A faithful transcription of all the data is required.

Saved entries:
## Start

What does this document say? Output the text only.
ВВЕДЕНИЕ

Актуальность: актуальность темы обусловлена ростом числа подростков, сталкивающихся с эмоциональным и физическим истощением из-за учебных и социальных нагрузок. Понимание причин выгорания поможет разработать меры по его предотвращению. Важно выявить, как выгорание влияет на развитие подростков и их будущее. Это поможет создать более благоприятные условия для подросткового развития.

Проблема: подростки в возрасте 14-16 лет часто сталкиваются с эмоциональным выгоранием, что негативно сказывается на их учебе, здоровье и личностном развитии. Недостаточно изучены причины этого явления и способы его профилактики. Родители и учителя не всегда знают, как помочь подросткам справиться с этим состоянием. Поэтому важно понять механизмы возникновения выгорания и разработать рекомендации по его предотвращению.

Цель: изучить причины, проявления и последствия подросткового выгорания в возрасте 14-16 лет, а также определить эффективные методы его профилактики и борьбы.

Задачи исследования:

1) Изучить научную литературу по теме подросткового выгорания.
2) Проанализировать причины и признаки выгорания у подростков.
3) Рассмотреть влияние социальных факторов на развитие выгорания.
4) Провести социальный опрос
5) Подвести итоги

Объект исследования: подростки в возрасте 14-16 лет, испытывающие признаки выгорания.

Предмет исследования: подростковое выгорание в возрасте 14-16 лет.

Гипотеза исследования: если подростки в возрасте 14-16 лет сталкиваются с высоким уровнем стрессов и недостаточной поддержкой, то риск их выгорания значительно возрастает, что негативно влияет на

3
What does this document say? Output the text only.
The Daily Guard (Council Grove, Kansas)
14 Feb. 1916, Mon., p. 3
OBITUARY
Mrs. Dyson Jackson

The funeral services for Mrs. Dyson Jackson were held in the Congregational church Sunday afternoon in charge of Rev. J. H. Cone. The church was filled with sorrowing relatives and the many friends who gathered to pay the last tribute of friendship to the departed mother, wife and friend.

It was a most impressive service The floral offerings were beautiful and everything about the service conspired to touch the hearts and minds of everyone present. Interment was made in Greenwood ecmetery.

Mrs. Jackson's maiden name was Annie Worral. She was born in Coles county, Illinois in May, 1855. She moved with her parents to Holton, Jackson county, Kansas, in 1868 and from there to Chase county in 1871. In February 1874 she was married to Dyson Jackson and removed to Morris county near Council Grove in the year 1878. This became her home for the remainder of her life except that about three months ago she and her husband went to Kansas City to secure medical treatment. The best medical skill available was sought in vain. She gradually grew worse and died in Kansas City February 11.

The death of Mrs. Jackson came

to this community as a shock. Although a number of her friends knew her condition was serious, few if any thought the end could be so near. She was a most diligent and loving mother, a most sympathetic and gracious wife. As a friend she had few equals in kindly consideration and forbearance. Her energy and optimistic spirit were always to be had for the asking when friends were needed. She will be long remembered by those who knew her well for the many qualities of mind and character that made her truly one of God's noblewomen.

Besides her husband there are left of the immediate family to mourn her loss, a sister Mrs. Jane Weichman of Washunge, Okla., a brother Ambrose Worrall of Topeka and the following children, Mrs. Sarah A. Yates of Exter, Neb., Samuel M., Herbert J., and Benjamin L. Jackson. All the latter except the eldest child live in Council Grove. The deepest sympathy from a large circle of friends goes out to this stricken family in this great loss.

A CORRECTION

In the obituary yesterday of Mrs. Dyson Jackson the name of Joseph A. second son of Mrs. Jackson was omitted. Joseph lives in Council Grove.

## End

Result of the task:
What does this document say? Output the text only.
ВВЕДЕНИЕ

Актуальность: актуальность темы обусловлена ростом числа подростков, сталкивающихся с эмоциональным и физическим истощением из-за учебных и социальных нагрузок. Понимание причин выгорания поможет разработать меры по его предотвращению. Важно выявить, как выгорание влияет на развитие подростков и их будущее. Это поможет создать более благоприятные условия для подросткового развития.

Проблема: подростки в возрасте 14-16 лет часто сталкиваются с эмоциональным выгоранием, что негативно сказывается на их учебе, здоровье и личностном развитии. Недостаточно изучены причины этого явления и способы его профилактики. Родители и учителя не всегда знают, как помочь подросткам справиться с этим состоянием. Поэтому важно понять механизмы возникновения выгорания и разработать рекомендации по его предотвращению.

Цель: изучить причины, проявления и последствия подросткового выгорания в возрасте 14-16 лет, а также определить эффективные методы его профилактики и борьбы.

Задачи исследования:

1) Изучить научную литературу по теме подросткового выгорания.
2) Проанализировать причины и признаки выгорания у подростков.
3) Рассмотреть влияние социальных факторов на развитие выгорания.
4) Провести социальный опрос
5) Подвести итоги

Объект исследования: подростки в возрасте 14-16 лет, испытывающие признаки выгорания.

Предмет исследования: подростковое выгорание в возрасте 14-16 лет.

Гипотеза исследования: если подростки в возрасте 14-16 лет сталкиваются с высоким уровнем стрессов и недостаточной поддержкой, то риск их выгорания значительно возрастает, что негативно влияет на

3
What does this document say? Output the text only.
The Daily Guard (Council Grove, Kansas)
14 Feb. 1916, Mon., p. 3
OBITUARY
Mrs. Dyson Jackson

The funeral services for Mrs. Dyson Jackson were held in the Congregational church Sunday afternoon in charge of Rev. J. H. Cone. The church was filled with sorrowing relatives and the many friends who gathered to pay the last tribute of friendship to the departed mother, wife and friend.

It was a most impressive service The floral offerings were beautiful and everything about the service conspired to touch the hearts and minds of everyone present. Interment was made in Greenwood ecmetery.

Mrs. Jackson's maiden name was Annie Worral. She was born in Coles county, Illinois in May, 1855. She moved with her parents to Holton, Jackson county, Kansas, in 1868 and from there to Chase county in 1871. In February 1874 she was married to Dyson Jackson and removed to Morris county near Council Grove in the year 1878. This became her home for the remainder of her life except that about three months ago she and her husband went to Kansas City to secure medical treatment. The best medical skill available was sought in vain. She gradually grew worse and died in Kansas City February 11.

The death of Mrs. Jackson came

to this community as a shock. Although a number of her friends knew her condition was serious, few if any thought the end could be so near. She was a most diligent and loving mother, a most sympathetic and gracious wife. As a friend she had few equals in kindly consideration and forbearance. Her energy and optimistic spirit were always to be had for the asking when friends were needed. She will be long remembered by those who knew her well for the many qualities of mind and character that made her truly one of God's noblewomen.

Besides her husband there are left of the immediate family to mourn her loss, a sister Mrs. Jane Weichman of Washunge, Okla., a brother Ambrose Worrall of Topeka and the following children, Mrs. Sarah A. Yates of Exter, Neb., Samuel M., Herbert J., and Benjamin L. Jackson. All the latter except the eldest child live in Council Grove. The deepest sympathy from a large circle of friends goes out to this stricken family in this great loss.

A CORRECTION

In the obituary yesterday of Mrs. Dyson Jackson the name of Joseph A. second son of Mrs. Jackson was omitted. Joseph lives in Council Grove.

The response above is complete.